## Do this
Copy out the material below in full, but not its images.

## Recorded data
======
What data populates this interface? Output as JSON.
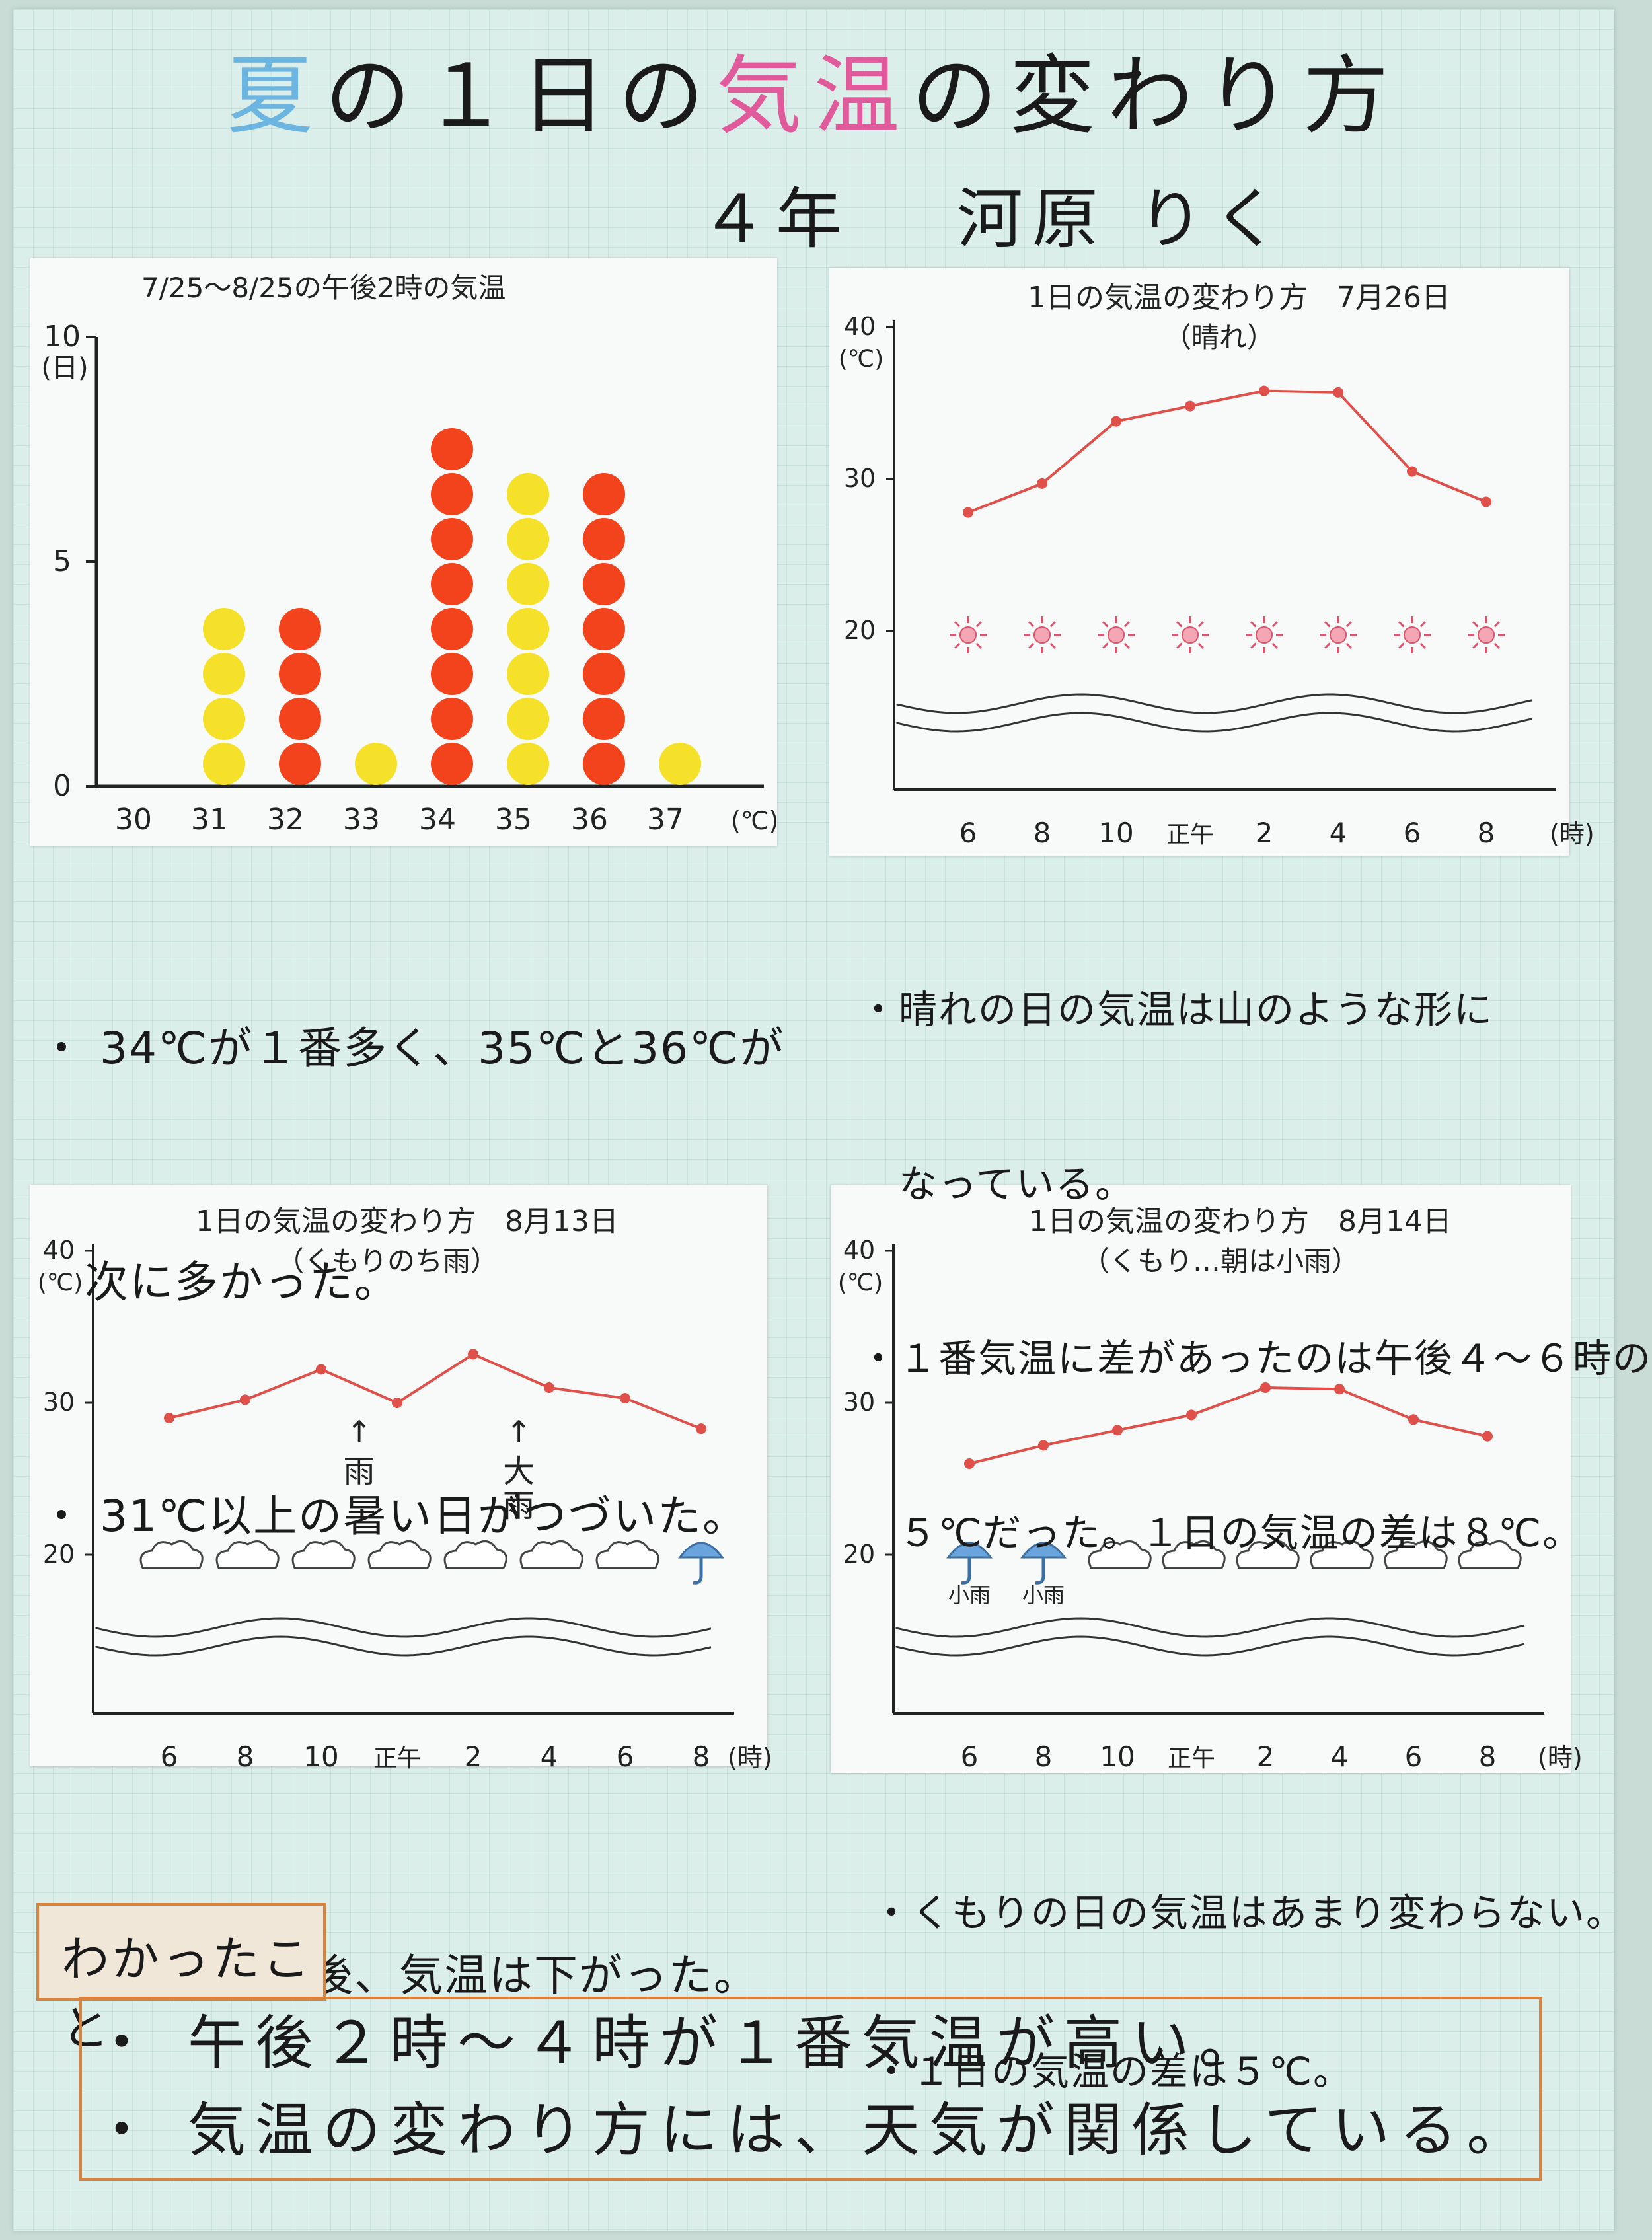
{
  "title": {
    "part1": "夏",
    "part2": "の１日の",
    "part3": "気温",
    "part4": "の変わり方"
  },
  "author": {
    "grade": "４年",
    "name": "河原 りく"
  },
  "colors": {
    "yellow_dot": "#f6e12a",
    "red_dot": "#f2431c",
    "line": "#e0504a",
    "sun": "#e0506a",
    "cloud_umbrella": "#6aa4dc"
  },
  "panel1": {
    "heading": "7/25〜8/25の午後2時の気温",
    "y_unit": "(日)",
    "x_unit": "(℃)",
    "y_ticks": [
      "0",
      "5",
      "10"
    ],
    "chart_data": {
      "type": "bar",
      "categories": [
        "30",
        "31",
        "32",
        "33",
        "34",
        "35",
        "36",
        "37"
      ],
      "values": [
        0,
        4,
        4,
        1,
        8,
        7,
        7,
        1
      ],
      "dot_colors": [
        "yellow",
        "yellow",
        "red",
        "yellow",
        "red",
        "yellow",
        "red",
        "yellow"
      ],
      "ylim": [
        0,
        10
      ]
    },
    "notes": [
      "・ 34℃が１番多く、35℃と36℃が",
      "　次に多かった。",
      "・ 31℃以上の暑い日がつづいた。"
    ]
  },
  "panel2": {
    "heading": "1日の気温の変わり方　7月26日",
    "sub": "（晴れ）",
    "y_unit": "(℃)",
    "x_unit": "(時)",
    "y_ticks": [
      "20",
      "30",
      "40"
    ],
    "x_ticks": [
      "6",
      "8",
      "10",
      "正午",
      "2",
      "4",
      "6",
      "8"
    ],
    "weather": [
      "sun",
      "sun",
      "sun",
      "sun",
      "sun",
      "sun",
      "sun",
      "sun"
    ],
    "chart_data": {
      "type": "line",
      "x": [
        "6",
        "8",
        "10",
        "正午",
        "2",
        "4",
        "6",
        "8"
      ],
      "values": [
        27.8,
        29.7,
        33.8,
        34.8,
        35.8,
        35.7,
        30.5,
        28.5
      ],
      "ylim": [
        10,
        40
      ]
    },
    "notes": [
      "・晴れの日の気温は山のような形に",
      "　なっている。",
      "・１番気温に差があったのは午後４〜６時の",
      "　５℃だった。１日の気温の差は８℃。"
    ]
  },
  "panel3": {
    "heading": "1日の気温の変わり方　8月13日",
    "sub": "（くもりのち雨）",
    "y_unit": "(℃)",
    "x_unit": "(時)",
    "y_ticks": [
      "20",
      "30",
      "40"
    ],
    "x_ticks": [
      "6",
      "8",
      "10",
      "正午",
      "2",
      "4",
      "6",
      "8"
    ],
    "weather": [
      "cloud",
      "cloud",
      "cloud",
      "cloud",
      "cloud",
      "cloud",
      "cloud",
      "umbrella"
    ],
    "annotations": [
      {
        "arrow": "↑",
        "text": "雨"
      },
      {
        "arrow": "↑",
        "text": "大雨"
      }
    ],
    "chart_data": {
      "type": "line",
      "x": [
        "6",
        "8",
        "10",
        "正午",
        "2",
        "4",
        "6",
        "8"
      ],
      "values": [
        29.0,
        30.2,
        32.2,
        30.0,
        33.2,
        31.0,
        30.3,
        28.3
      ],
      "ylim": [
        10,
        40
      ]
    },
    "notes": [
      "・雨がふった後、気温は下がった。"
    ]
  },
  "panel4": {
    "heading": "1日の気温の変わり方　8月14日",
    "sub": "（くもり…朝は小雨）",
    "y_unit": "(℃)",
    "x_unit": "(時)",
    "y_ticks": [
      "20",
      "30",
      "40"
    ],
    "x_ticks": [
      "6",
      "8",
      "10",
      "正午",
      "2",
      "4",
      "6",
      "8"
    ],
    "weather": [
      "umbrella",
      "umbrella",
      "cloud",
      "cloud",
      "cloud",
      "cloud",
      "cloud",
      "cloud"
    ],
    "weather_labels": [
      "小雨",
      "小雨"
    ],
    "chart_data": {
      "type": "line",
      "x": [
        "6",
        "8",
        "10",
        "正午",
        "2",
        "4",
        "6",
        "8"
      ],
      "values": [
        26.0,
        27.2,
        28.2,
        29.2,
        31.0,
        30.9,
        28.9,
        27.8
      ],
      "ylim": [
        10,
        40
      ]
    },
    "notes": [
      "・くもりの日の気温はあまり変わらない。",
      "・１日の気温の差は５℃。"
    ]
  },
  "conclusion": {
    "label": "わかったこと",
    "items": [
      "・ 午後２時〜４時が１番気温が高い。",
      "・ 気温の変わり方には、天気が関係している。"
    ]
  }
}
======
## Task result
What data populates this interface? Output as JSON.
{
  "title": {
    "part1": "夏",
    "part2": "の１日の",
    "part3": "気温",
    "part4": "の変わり方"
  },
  "author": {
    "grade": "４年",
    "name": "河原 りく"
  },
  "colors": {
    "yellow_dot": "#f6e12a",
    "red_dot": "#f2431c",
    "line": "#e0504a",
    "sun": "#e0506a",
    "cloud_umbrella": "#6aa4dc"
  },
  "panel1": {
    "heading": "7/25〜8/25の午後2時の気温",
    "y_unit": "(日)",
    "x_unit": "(℃)",
    "y_ticks": [
      "0",
      "5",
      "10"
    ],
    "chart_data": {
      "type": "bar",
      "categories": [
        "30",
        "31",
        "32",
        "33",
        "34",
        "35",
        "36",
        "37"
      ],
      "values": [
        0,
        4,
        4,
        1,
        8,
        7,
        7,
        1
      ],
      "dot_colors": [
        "yellow",
        "yellow",
        "red",
        "yellow",
        "red",
        "yellow",
        "red",
        "yellow"
      ],
      "ylim": [
        0,
        10
      ]
    },
    "notes": [
      "・ 34℃が１番多く、35℃と36℃が",
      "　次に多かった。",
      "・ 31℃以上の暑い日がつづいた。"
    ]
  },
  "panel2": {
    "heading": "1日の気温の変わり方　7月26日",
    "sub": "（晴れ）",
    "y_unit": "(℃)",
    "x_unit": "(時)",
    "y_ticks": [
      "20",
      "30",
      "40"
    ],
    "x_ticks": [
      "6",
      "8",
      "10",
      "正午",
      "2",
      "4",
      "6",
      "8"
    ],
    "weather": [
      "sun",
      "sun",
      "sun",
      "sun",
      "sun",
      "sun",
      "sun",
      "sun"
    ],
    "chart_data": {
      "type": "line",
      "x": [
        "6",
        "8",
        "10",
        "正午",
        "2",
        "4",
        "6",
        "8"
      ],
      "values": [
        27.8,
        29.7,
        33.8,
        34.8,
        35.8,
        35.7,
        30.5,
        28.5
      ],
      "ylim": [
        10,
        40
      ]
    },
    "notes": [
      "・晴れの日の気温は山のような形に",
      "　なっている。",
      "・１番気温に差があったのは午後４〜６時の",
      "　５℃だった。１日の気温の差は８℃。"
    ]
  },
  "panel3": {
    "heading": "1日の気温の変わり方　8月13日",
    "sub": "（くもりのち雨）",
    "y_unit": "(℃)",
    "x_unit": "(時)",
    "y_ticks": [
      "20",
      "30",
      "40"
    ],
    "x_ticks": [
      "6",
      "8",
      "10",
      "正午",
      "2",
      "4",
      "6",
      "8"
    ],
    "weather": [
      "cloud",
      "cloud",
      "cloud",
      "cloud",
      "cloud",
      "cloud",
      "cloud",
      "umbrella"
    ],
    "annotations": [
      {
        "arrow": "↑",
        "text": "雨"
      },
      {
        "arrow": "↑",
        "text": "大雨"
      }
    ],
    "chart_data": {
      "type": "line",
      "x": [
        "6",
        "8",
        "10",
        "正午",
        "2",
        "4",
        "6",
        "8"
      ],
      "values": [
        29.0,
        30.2,
        32.2,
        30.0,
        33.2,
        31.0,
        30.3,
        28.3
      ],
      "ylim": [
        10,
        40
      ]
    },
    "notes": [
      "・雨がふった後、気温は下がった。"
    ]
  },
  "panel4": {
    "heading": "1日の気温の変わり方　8月14日",
    "sub": "（くもり…朝は小雨）",
    "y_unit": "(℃)",
    "x_unit": "(時)",
    "y_ticks": [
      "20",
      "30",
      "40"
    ],
    "x_ticks": [
      "6",
      "8",
      "10",
      "正午",
      "2",
      "4",
      "6",
      "8"
    ],
    "weather": [
      "umbrella",
      "umbrella",
      "cloud",
      "cloud",
      "cloud",
      "cloud",
      "cloud",
      "cloud"
    ],
    "weather_labels": [
      "小雨",
      "小雨"
    ],
    "chart_data": {
      "type": "line",
      "x": [
        "6",
        "8",
        "10",
        "正午",
        "2",
        "4",
        "6",
        "8"
      ],
      "values": [
        26.0,
        27.2,
        28.2,
        29.2,
        31.0,
        30.9,
        28.9,
        27.8
      ],
      "ylim": [
        10,
        40
      ]
    },
    "notes": [
      "・くもりの日の気温はあまり変わらない。",
      "・１日の気温の差は５℃。"
    ]
  },
  "conclusion": {
    "label": "わかったこと",
    "items": [
      "・ 午後２時〜４時が１番気温が高い。",
      "・ 気温の変わり方には、天気が関係している。"
    ]
  }
}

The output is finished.